THE PROBLEM:
Drop every picture, then transcribe the remaining data exactly.

RECORD EXCERPTS:

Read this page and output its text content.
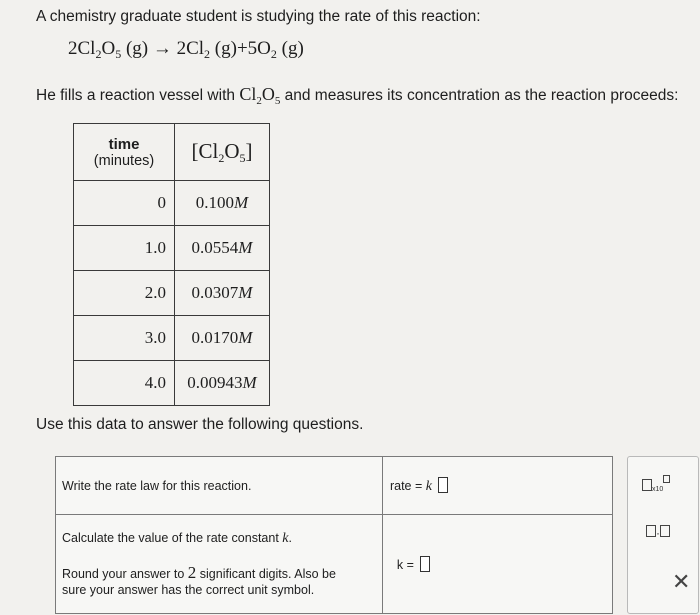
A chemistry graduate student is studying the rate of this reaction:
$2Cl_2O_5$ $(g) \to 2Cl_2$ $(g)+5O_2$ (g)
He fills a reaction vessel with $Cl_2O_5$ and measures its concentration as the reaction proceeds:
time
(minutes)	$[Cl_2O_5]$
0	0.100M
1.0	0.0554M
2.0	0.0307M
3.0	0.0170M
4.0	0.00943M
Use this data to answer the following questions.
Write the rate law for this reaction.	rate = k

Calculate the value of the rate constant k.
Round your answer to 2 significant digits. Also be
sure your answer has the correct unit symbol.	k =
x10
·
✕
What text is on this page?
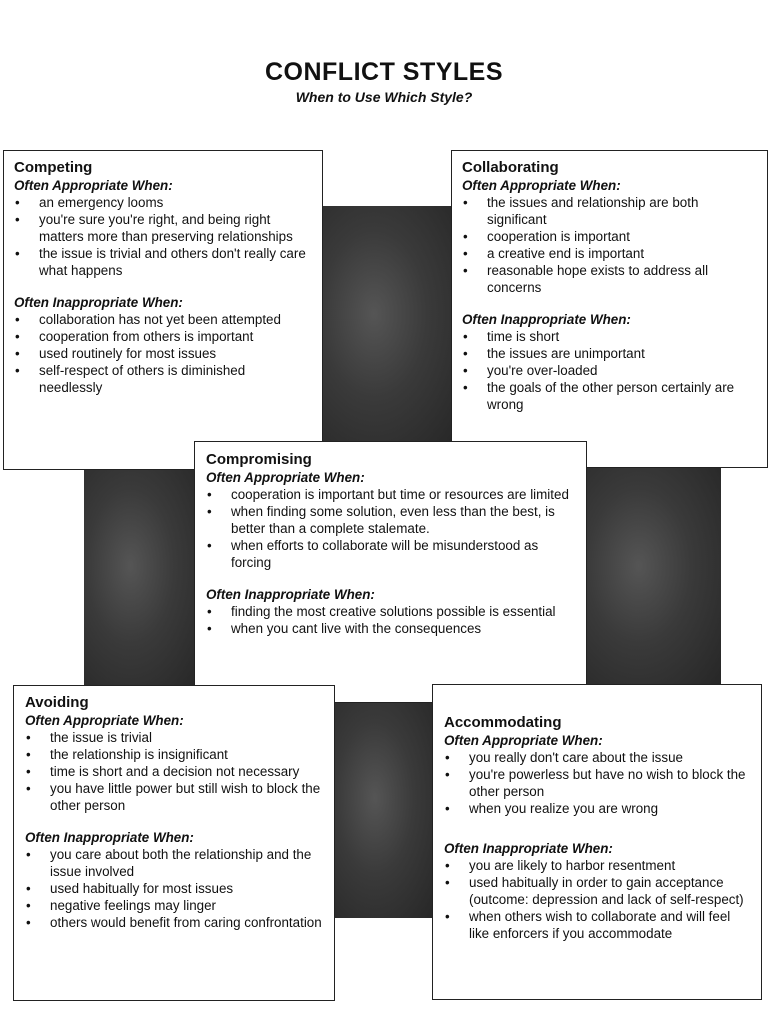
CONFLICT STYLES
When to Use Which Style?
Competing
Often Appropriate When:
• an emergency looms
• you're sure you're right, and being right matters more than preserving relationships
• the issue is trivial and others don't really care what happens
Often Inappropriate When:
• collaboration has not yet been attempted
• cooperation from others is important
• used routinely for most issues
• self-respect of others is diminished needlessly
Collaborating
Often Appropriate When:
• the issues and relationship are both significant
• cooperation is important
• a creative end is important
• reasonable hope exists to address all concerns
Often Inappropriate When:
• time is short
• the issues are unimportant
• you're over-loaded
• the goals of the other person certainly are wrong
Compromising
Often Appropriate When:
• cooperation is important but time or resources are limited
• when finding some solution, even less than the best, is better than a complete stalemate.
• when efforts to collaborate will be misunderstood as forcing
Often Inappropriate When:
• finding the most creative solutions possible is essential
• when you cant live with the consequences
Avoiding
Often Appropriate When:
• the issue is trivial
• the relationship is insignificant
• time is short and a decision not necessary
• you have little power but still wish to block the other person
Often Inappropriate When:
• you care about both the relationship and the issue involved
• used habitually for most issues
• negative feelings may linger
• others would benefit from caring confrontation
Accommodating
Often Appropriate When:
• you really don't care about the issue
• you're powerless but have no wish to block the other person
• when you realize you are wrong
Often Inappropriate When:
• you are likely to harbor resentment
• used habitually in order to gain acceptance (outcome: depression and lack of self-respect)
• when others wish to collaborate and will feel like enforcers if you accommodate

EXERCISE RESPONSE:
Read this page and output its text content.
A chemistry graduate student is studying the rate of this reaction:
$2Cl_2O_5$ $(g) \to 2Cl_2$ $(g)+5O_2$ (g)
He fills a reaction vessel with $Cl_2O_5$ and measures its concentration as the reaction proceeds:
time
(minutes)	$[Cl_2O_5]$
0	0.100M
1.0	0.0554M
2.0	0.0307M
3.0	0.0170M
4.0	0.00943M
Use this data to answer the following questions.
Write the rate law for this reaction.	rate = k

Calculate the value of the rate constant k.
Round your answer to 2 significant digits. Also be
sure your answer has the correct unit symbol.	k =
x10
·
✕
What text is on this page?
CONFLICT STYLES
When to Use Which Style?
Competing
Often Appropriate When:
• an emergency looms
• you're sure you're right, and being right matters more than preserving relationships
• the issue is trivial and others don't really care what happens
Often Inappropriate When:
• collaboration has not yet been attempted
• cooperation from others is important
• used routinely for most issues
• self-respect of others is diminished needlessly
Collaborating
Often Appropriate When:
• the issues and relationship are both significant
• cooperation is important
• a creative end is important
• reasonable hope exists to address all concerns
Often Inappropriate When:
• time is short
• the issues are unimportant
• you're over-loaded
• the goals of the other person certainly are wrong
Compromising
Often Appropriate When:
• cooperation is important but time or resources are limited
• when finding some solution, even less than the best, is better than a complete stalemate.
• when efforts to collaborate will be misunderstood as forcing
Often Inappropriate When:
• finding the most creative solutions possible is essential
• when you cant live with the consequences
Avoiding
Often Appropriate When:
• the issue is trivial
• the relationship is insignificant
• time is short and a decision not necessary
• you have little power but still wish to block the other person
Often Inappropriate When:
• you care about both the relationship and the issue involved
• used habitually for most issues
• negative feelings may linger
• others would benefit from caring confrontation
Accommodating
Often Appropriate When:
• you really don't care about the issue
• you're powerless but have no wish to block the other person
• when you realize you are wrong
Often Inappropriate When:
• you are likely to harbor resentment
• used habitually in order to gain acceptance (outcome: depression and lack of self-respect)
• when others wish to collaborate and will feel like enforcers if you accommodate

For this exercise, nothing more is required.